■ Work instructions: Output the material below in its entirety, exactly as given.

■ Stored rows:
═══
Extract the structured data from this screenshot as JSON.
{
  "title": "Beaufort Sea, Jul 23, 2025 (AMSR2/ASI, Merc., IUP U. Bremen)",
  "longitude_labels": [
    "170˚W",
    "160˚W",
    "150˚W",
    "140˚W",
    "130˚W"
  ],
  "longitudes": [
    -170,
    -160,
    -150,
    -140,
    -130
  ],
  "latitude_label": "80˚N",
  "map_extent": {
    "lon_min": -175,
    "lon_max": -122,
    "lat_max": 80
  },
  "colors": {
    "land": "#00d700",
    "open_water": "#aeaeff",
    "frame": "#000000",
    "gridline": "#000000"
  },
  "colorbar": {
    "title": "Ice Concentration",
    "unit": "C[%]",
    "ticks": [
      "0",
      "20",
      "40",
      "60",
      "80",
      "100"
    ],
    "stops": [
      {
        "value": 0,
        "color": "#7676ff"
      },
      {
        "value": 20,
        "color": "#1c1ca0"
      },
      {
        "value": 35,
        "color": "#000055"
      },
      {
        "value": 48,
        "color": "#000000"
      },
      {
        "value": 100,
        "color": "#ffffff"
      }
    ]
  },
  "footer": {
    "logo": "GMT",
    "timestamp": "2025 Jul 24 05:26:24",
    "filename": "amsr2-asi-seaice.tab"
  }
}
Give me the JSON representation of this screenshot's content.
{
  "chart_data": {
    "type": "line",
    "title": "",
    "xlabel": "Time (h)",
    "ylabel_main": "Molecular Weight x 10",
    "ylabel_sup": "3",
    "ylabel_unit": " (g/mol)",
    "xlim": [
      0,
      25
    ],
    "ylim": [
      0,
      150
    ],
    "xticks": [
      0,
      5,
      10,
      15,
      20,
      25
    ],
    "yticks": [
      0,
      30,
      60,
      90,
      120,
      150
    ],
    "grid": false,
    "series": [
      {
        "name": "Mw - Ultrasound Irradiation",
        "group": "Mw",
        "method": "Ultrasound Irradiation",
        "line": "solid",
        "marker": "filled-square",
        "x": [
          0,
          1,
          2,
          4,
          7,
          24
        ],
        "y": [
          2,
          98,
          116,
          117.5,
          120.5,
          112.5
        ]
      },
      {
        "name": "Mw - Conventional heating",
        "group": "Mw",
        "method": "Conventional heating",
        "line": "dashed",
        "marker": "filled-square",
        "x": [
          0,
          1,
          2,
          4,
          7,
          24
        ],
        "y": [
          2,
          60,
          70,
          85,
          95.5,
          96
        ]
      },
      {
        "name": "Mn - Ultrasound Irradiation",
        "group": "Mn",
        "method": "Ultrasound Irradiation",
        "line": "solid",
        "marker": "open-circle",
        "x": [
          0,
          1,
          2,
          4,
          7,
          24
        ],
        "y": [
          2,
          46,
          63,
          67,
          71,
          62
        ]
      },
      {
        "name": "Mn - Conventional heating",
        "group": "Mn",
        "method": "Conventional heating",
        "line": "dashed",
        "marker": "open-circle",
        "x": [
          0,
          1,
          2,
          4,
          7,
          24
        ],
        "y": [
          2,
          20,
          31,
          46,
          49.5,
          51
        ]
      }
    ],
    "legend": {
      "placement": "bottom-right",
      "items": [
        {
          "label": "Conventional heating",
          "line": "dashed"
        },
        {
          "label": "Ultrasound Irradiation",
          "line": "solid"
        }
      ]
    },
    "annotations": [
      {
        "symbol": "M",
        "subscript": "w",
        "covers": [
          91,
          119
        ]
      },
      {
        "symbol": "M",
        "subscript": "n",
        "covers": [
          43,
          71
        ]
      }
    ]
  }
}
═══
■ Task solution:
Extract the structured data from this screenshot as JSON.
{
  "title": "Beaufort Sea, Jul 23, 2025 (AMSR2/ASI, Merc., IUP U. Bremen)",
  "longitude_labels": [
    "170˚W",
    "160˚W",
    "150˚W",
    "140˚W",
    "130˚W"
  ],
  "longitudes": [
    -170,
    -160,
    -150,
    -140,
    -130
  ],
  "latitude_label": "80˚N",
  "map_extent": {
    "lon_min": -175,
    "lon_max": -122,
    "lat_max": 80
  },
  "colors": {
    "land": "#00d700",
    "open_water": "#aeaeff",
    "frame": "#000000",
    "gridline": "#000000"
  },
  "colorbar": {
    "title": "Ice Concentration",
    "unit": "C[%]",
    "ticks": [
      "0",
      "20",
      "40",
      "60",
      "80",
      "100"
    ],
    "stops": [
      {
        "value": 0,
        "color": "#7676ff"
      },
      {
        "value": 20,
        "color": "#1c1ca0"
      },
      {
        "value": 35,
        "color": "#000055"
      },
      {
        "value": 48,
        "color": "#000000"
      },
      {
        "value": 100,
        "color": "#ffffff"
      }
    ]
  },
  "footer": {
    "logo": "GMT",
    "timestamp": "2025 Jul 24 05:26:24",
    "filename": "amsr2-asi-seaice.tab"
  }
}
Give me the JSON representation of this screenshot's content.
{
  "chart_data": {
    "type": "line",
    "title": "",
    "xlabel": "Time (h)",
    "ylabel_main": "Molecular Weight x 10",
    "ylabel_sup": "3",
    "ylabel_unit": " (g/mol)",
    "xlim": [
      0,
      25
    ],
    "ylim": [
      0,
      150
    ],
    "xticks": [
      0,
      5,
      10,
      15,
      20,
      25
    ],
    "yticks": [
      0,
      30,
      60,
      90,
      120,
      150
    ],
    "grid": false,
    "series": [
      {
        "name": "Mw - Ultrasound Irradiation",
        "group": "Mw",
        "method": "Ultrasound Irradiation",
        "line": "solid",
        "marker": "filled-square",
        "x": [
          0,
          1,
          2,
          4,
          7,
          24
        ],
        "y": [
          2,
          98,
          116,
          117.5,
          120.5,
          112.5
        ]
      },
      {
        "name": "Mw - Conventional heating",
        "group": "Mw",
        "method": "Conventional heating",
        "line": "dashed",
        "marker": "filled-square",
        "x": [
          0,
          1,
          2,
          4,
          7,
          24
        ],
        "y": [
          2,
          60,
          70,
          85,
          95.5,
          96
        ]
      },
      {
        "name": "Mn - Ultrasound Irradiation",
        "group": "Mn",
        "method": "Ultrasound Irradiation",
        "line": "solid",
        "marker": "open-circle",
        "x": [
          0,
          1,
          2,
          4,
          7,
          24
        ],
        "y": [
          2,
          46,
          63,
          67,
          71,
          62
        ]
      },
      {
        "name": "Mn - Conventional heating",
        "group": "Mn",
        "method": "Conventional heating",
        "line": "dashed",
        "marker": "open-circle",
        "x": [
          0,
          1,
          2,
          4,
          7,
          24
        ],
        "y": [
          2,
          20,
          31,
          46,
          49.5,
          51
        ]
      }
    ],
    "legend": {
      "placement": "bottom-right",
      "items": [
        {
          "label": "Conventional heating",
          "line": "dashed"
        },
        {
          "label": "Ultrasound Irradiation",
          "line": "solid"
        }
      ]
    },
    "annotations": [
      {
        "symbol": "M",
        "subscript": "w",
        "covers": [
          91,
          119
        ]
      },
      {
        "symbol": "M",
        "subscript": "n",
        "covers": [
          43,
          71
        ]
      }
    ]
  }
}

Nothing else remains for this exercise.